• SHORT PROBLEM: Copy the data from its first line up to and including the line with "road-shield: P111 [392,336,414,347]", substituting "text-label" for each "item-label" and leaving everything else unchanged.

[Page element annotations]
+++

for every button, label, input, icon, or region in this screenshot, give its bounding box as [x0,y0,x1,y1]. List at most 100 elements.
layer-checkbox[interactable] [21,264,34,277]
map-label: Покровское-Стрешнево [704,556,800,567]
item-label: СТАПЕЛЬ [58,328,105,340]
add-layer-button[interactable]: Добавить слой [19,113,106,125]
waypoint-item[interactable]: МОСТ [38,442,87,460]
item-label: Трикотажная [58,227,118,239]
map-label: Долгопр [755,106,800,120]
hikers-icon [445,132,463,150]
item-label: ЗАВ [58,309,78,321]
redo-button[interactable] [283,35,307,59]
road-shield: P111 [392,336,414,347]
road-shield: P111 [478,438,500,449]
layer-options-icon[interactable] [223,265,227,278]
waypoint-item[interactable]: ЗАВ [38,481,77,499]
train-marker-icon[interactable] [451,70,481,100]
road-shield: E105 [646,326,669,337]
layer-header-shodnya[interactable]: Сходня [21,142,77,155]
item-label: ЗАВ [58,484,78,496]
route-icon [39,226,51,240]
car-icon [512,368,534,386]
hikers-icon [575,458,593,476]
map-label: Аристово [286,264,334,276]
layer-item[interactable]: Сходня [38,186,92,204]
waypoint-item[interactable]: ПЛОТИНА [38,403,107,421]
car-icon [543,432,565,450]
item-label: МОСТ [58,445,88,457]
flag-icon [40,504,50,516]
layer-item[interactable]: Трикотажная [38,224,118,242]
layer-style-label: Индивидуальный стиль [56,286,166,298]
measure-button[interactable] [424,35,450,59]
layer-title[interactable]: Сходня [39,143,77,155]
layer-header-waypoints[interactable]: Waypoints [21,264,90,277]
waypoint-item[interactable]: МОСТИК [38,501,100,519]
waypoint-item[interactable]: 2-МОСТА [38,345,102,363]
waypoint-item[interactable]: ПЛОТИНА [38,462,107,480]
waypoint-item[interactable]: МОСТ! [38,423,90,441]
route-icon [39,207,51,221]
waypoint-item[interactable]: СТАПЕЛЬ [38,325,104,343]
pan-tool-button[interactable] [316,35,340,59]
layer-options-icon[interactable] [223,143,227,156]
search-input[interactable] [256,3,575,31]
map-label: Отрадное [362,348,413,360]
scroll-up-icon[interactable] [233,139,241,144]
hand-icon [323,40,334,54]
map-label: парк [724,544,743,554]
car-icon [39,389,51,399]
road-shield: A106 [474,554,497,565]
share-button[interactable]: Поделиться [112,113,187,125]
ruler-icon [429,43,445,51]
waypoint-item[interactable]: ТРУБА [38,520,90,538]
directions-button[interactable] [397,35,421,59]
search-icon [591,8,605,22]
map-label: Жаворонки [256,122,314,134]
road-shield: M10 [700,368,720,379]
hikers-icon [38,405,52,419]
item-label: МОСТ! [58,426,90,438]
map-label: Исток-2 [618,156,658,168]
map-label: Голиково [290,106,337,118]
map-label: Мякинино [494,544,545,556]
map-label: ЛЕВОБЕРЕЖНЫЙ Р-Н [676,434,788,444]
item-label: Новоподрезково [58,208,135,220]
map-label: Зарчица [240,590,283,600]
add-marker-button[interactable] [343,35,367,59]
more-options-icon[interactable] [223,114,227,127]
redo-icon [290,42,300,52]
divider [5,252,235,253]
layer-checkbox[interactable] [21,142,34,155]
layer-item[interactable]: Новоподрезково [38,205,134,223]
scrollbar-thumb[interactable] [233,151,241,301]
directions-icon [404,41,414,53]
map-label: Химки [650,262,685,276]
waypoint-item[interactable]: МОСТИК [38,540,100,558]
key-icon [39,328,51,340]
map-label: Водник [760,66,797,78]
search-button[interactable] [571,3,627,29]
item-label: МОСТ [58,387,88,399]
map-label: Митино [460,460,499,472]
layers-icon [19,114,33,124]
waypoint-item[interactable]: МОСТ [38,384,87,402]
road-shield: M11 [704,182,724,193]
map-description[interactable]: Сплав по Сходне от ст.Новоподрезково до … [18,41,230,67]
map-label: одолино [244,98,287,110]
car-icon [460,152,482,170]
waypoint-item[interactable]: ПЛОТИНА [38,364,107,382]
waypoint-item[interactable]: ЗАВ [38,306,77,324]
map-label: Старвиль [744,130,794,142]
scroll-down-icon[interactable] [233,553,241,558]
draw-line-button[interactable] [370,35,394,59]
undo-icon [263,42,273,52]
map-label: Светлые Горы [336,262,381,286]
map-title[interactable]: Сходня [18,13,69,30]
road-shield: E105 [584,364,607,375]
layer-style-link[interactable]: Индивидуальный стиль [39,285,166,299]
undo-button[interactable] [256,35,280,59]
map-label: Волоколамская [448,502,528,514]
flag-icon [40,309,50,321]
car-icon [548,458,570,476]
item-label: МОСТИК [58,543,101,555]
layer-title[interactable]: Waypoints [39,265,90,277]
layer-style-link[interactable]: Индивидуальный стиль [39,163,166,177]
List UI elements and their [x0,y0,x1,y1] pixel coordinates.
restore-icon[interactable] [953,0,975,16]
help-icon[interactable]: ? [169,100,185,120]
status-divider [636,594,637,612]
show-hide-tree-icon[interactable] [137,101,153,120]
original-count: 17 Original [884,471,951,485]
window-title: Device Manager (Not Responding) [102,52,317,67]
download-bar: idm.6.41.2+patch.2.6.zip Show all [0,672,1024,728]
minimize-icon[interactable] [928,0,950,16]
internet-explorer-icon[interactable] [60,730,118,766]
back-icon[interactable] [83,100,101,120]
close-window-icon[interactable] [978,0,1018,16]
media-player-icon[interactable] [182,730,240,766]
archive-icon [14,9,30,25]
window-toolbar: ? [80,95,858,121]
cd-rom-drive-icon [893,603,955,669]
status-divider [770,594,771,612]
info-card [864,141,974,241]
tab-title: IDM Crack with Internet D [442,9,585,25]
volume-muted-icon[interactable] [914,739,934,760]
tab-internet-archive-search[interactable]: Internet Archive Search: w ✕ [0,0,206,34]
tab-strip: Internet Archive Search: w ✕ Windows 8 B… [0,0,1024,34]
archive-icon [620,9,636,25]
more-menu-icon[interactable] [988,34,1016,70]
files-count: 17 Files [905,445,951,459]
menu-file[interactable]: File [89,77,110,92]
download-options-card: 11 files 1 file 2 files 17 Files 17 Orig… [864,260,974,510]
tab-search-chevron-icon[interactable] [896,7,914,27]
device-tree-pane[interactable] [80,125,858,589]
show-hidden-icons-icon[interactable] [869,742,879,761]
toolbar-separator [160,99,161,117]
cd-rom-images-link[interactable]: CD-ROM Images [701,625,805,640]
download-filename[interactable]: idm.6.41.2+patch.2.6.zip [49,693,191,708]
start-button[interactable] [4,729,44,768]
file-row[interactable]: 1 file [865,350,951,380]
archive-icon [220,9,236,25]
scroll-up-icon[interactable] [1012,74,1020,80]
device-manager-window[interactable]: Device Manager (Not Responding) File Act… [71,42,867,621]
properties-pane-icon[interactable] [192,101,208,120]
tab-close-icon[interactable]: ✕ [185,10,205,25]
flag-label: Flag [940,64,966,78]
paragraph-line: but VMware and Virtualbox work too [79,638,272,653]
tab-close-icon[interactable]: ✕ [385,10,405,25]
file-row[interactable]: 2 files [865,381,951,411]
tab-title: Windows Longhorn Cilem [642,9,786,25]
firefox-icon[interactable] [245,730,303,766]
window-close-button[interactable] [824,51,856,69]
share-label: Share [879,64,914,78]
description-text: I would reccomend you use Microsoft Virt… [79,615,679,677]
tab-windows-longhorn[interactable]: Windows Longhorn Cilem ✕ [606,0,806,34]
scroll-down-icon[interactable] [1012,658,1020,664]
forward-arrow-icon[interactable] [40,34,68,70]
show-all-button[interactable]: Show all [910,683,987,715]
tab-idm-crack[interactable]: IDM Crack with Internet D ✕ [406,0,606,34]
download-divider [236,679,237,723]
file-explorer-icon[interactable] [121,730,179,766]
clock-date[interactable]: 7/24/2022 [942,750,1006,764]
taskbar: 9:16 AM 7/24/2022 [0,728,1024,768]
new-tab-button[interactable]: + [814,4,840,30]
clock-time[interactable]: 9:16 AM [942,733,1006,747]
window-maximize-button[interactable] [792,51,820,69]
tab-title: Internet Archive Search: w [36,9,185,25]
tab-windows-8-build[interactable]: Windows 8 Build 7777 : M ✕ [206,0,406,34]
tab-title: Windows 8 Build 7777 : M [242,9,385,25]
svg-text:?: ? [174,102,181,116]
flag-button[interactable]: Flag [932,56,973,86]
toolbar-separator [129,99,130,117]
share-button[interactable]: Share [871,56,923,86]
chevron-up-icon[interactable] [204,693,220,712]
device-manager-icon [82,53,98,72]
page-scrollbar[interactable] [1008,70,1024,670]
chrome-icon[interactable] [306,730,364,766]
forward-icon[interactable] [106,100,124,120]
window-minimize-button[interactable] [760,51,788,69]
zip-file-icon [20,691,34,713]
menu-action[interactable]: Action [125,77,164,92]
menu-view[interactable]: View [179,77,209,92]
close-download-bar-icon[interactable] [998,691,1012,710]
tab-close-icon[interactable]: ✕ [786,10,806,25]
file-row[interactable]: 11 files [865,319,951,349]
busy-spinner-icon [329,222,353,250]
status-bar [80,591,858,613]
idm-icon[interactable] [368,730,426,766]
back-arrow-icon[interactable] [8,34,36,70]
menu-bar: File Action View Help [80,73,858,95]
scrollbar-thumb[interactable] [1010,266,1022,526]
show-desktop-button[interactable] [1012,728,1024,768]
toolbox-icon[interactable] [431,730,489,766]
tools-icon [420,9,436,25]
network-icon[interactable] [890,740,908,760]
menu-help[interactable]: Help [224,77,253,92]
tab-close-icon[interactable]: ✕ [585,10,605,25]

+++

• TASK OUTPUT:
for every button, label, input, icon, or region in this screenshot, give its bounding box as [x0,y0,x1,y1]. List at most 100 elements.
layer-checkbox[interactable] [21,264,34,277]
map-label: Покровское-Стрешнево [704,556,800,567]
text-label: СТАПЕЛЬ [58,328,105,340]
add-layer-button[interactable]: Добавить слой [19,113,106,125]
waypoint-item[interactable]: МОСТ [38,442,87,460]
text-label: Трикотажная [58,227,118,239]
map-label: Долгопр [755,106,800,120]
hikers-icon [445,132,463,150]
text-label: ЗАВ [58,309,78,321]
redo-button[interactable] [283,35,307,59]
road-shield: P111 [392,336,414,347]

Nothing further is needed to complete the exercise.